(Work to be completed) What lines of the data include the string "Таблица"? Copy them all.

━━━━━━━━━━

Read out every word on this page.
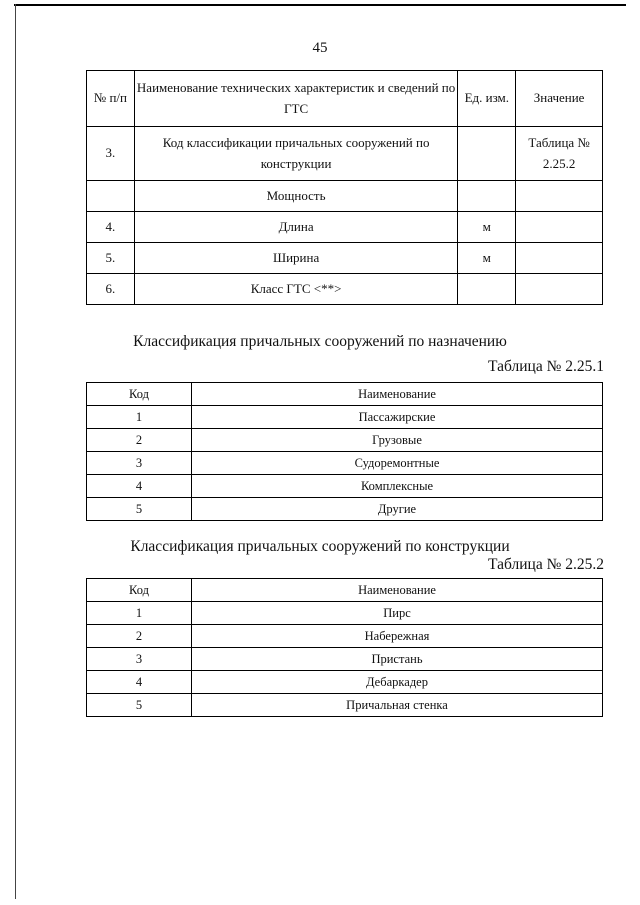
45
№ п/п	Наименование технических характеристик и сведений по ГТС	Ед. изм.	Значение
3.	Код классификации причальных сооружений по конструкции		Таблица № 2.25.2
	Мощность		
4.	Длина	м	
5.	Ширина	м	
6.	Класс ГТС <**>		
Классификация причальных сооружений по назначению
Таблица № 2.25.1
Код	Наименование
1	Пассажирские
2	Грузовые
3	Судоремонтные
4	Комплексные
5	Другие
Классификация причальных сооружений по конструкции
Таблица № 2.25.2
Код	Наименование
1	Пирс
2	Набережная
3	Пристань
4	Дебаркадер
5	Причальная стенка
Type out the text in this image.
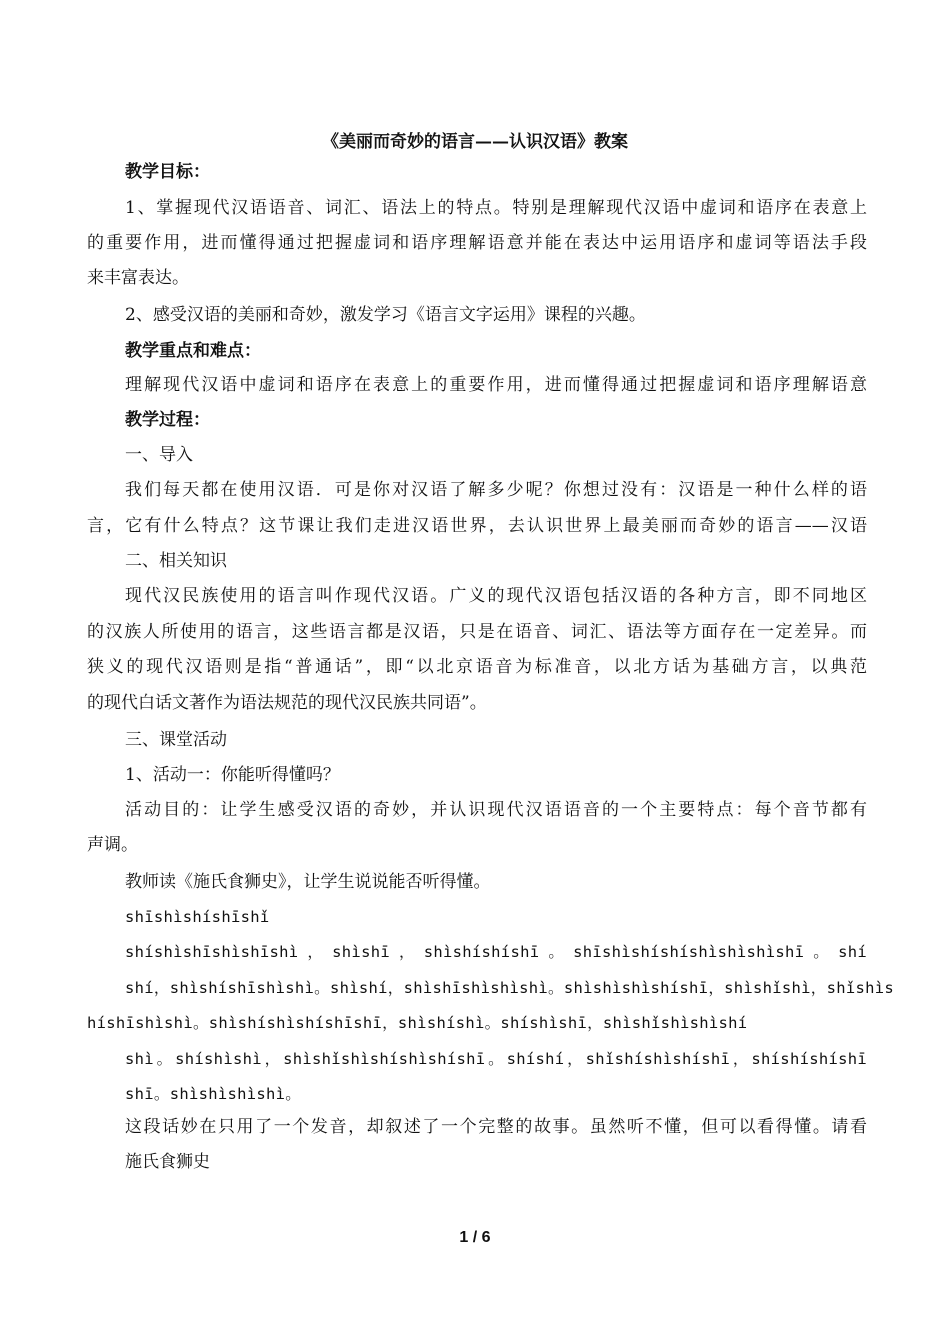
《美丽而奇妙的语言——认识汉语》教案
教学目标：
1、掌握现代汉语语音、词汇、语法上的特点。特别是理解现代汉语中虚词和语序在表意上
的重要作用，进而懂得通过把握虚词和语序理解语意并能在表达中运用语序和虚词等语法手段
来丰富表达。
2、感受汉语的美丽和奇妙，激发学习《语言文字运用》课程的兴趣。
教学重点和难点：
理解现代汉语中虚词和语序在表意上的重要作用，进而懂得通过把握虚词和语序理解语意
教学过程：
一、导入
我们每天都在使用汉语．可是你对汉语了解多少呢？你想过没有：汉语是一种什么样的语
言，它有什么特点？这节课让我们走进汉语世界，去认识世界上最美丽而奇妙的语言——汉语
二、相关知识
现代汉民族使用的语言叫作现代汉语。广义的现代汉语包括汉语的各种方言，即不同地区
的汉族人所使用的语言，这些语言都是汉语，只是在语音、词汇、语法等方面存在一定差异。而
狭义的现代汉语则是指“普通话”，即“以北京语音为标准音，以北方话为基础方言，以典范
的现代白话文著作为语法规范的现代汉民族共同语”。
三、课堂活动
1、活动一：你能听得懂吗？
活动目的：让学生感受汉语的奇妙，并认识现代汉语语音的一个主要特点：每个音节都有
声调。
教师读《施氏食狮史》，让学生说说能否听得懂。
shīshìshíshīshǐ
shíshìshīshìshīshì，shìshī，shìshíshíshī。shīshìshíshíshìshìshìshī。shí
shí，shìshíshīshìshì。shìshí，shìshīshìshìshì。shìshìshìshíshī，shìshǐshì，shǐshìs
híshīshìshì。shìshíshìshíshīshī，shìshíshì。shíshìshī，shìshǐshìshìshí
shì。shíshìshì，shìshǐshìshíshìshíshī。shíshí，shǐshíshìshíshī，shíshíshíshī
shī。shìshìshìshì。
这段话妙在只用了一个发音，却叙述了一个完整的故事。虽然听不懂，但可以看得懂。请看
施氏食狮史
1 / 6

━━━━━━━━━━

(Written solution)
3.	Код классификации причальных сооружений по конструкции		Таблица № 2.25.2
Таблица № 2.25.1
Таблица № 2.25.2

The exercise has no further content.